# [Lines of data]
┌──

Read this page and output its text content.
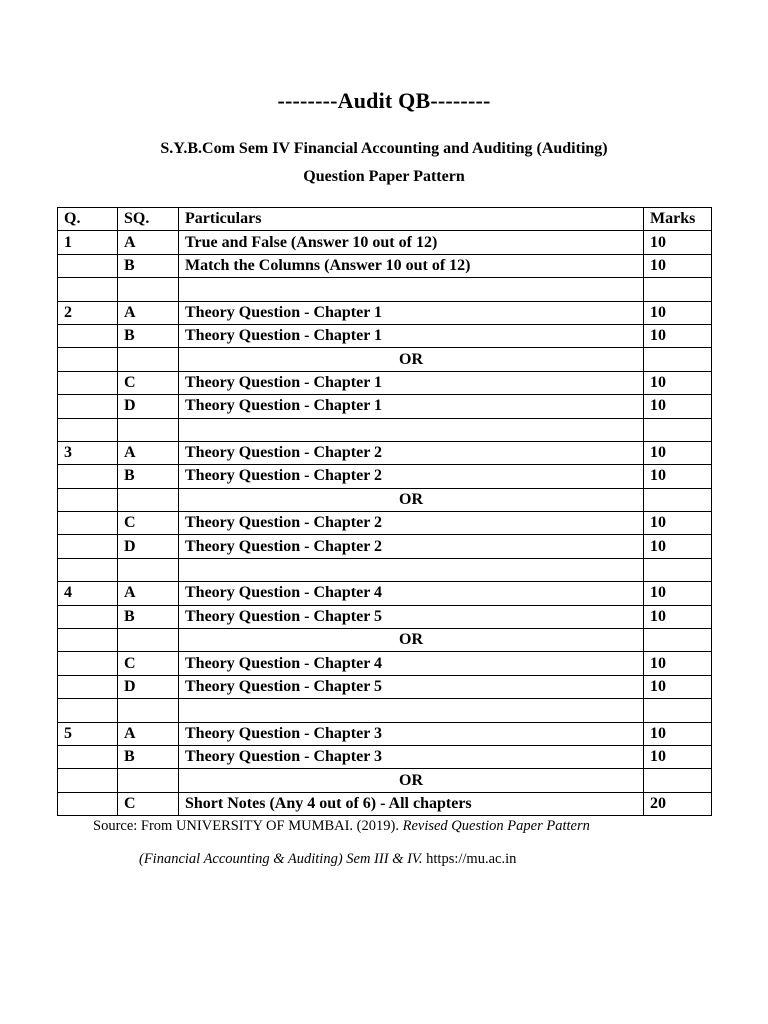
--------Audit QB--------
S.Y.B.Com Sem IV Financial Accounting and Auditing (Auditing)
Question Paper Pattern
Q.	SQ.	Particulars	Marks
1	A	True and False (Answer 10 out of 12)	10
	B	Match the Columns (Answer 10 out of 12)	10

2	A	Theory Question - Chapter 1	10
	B	Theory Question - Chapter 1	10
		OR	
	C	Theory Question - Chapter 1	10
	D	Theory Question - Chapter 1	10

3	A	Theory Question - Chapter 2	10
	B	Theory Question - Chapter 2	10
		OR	
	C	Theory Question - Chapter 2	10
	D	Theory Question - Chapter 2	10

4	A	Theory Question - Chapter 4	10
	B	Theory Question - Chapter 5	10
		OR	
	C	Theory Question - Chapter 4	10
	D	Theory Question - Chapter 5	10

5	A	Theory Question - Chapter 3	10
	B	Theory Question - Chapter 3	10
		OR	
	C	Short Notes (Any 4 out of 6) - All chapters	20
Source: From UNIVERSITY OF MUMBAI. (2019). Revised Question Paper Pattern
(Financial Accounting & Auditing) Sem III & IV. https://mu.ac.in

└──

# [Given problem]
Find the word "Auditing" in the entries, and copy every line it shows up in.

# [Output of the exercise]
S.Y.B.Com Sem IV Financial Accounting and Auditing (Auditing)
(Financial Accounting & Auditing) Sem III & IV. https://mu.ac.in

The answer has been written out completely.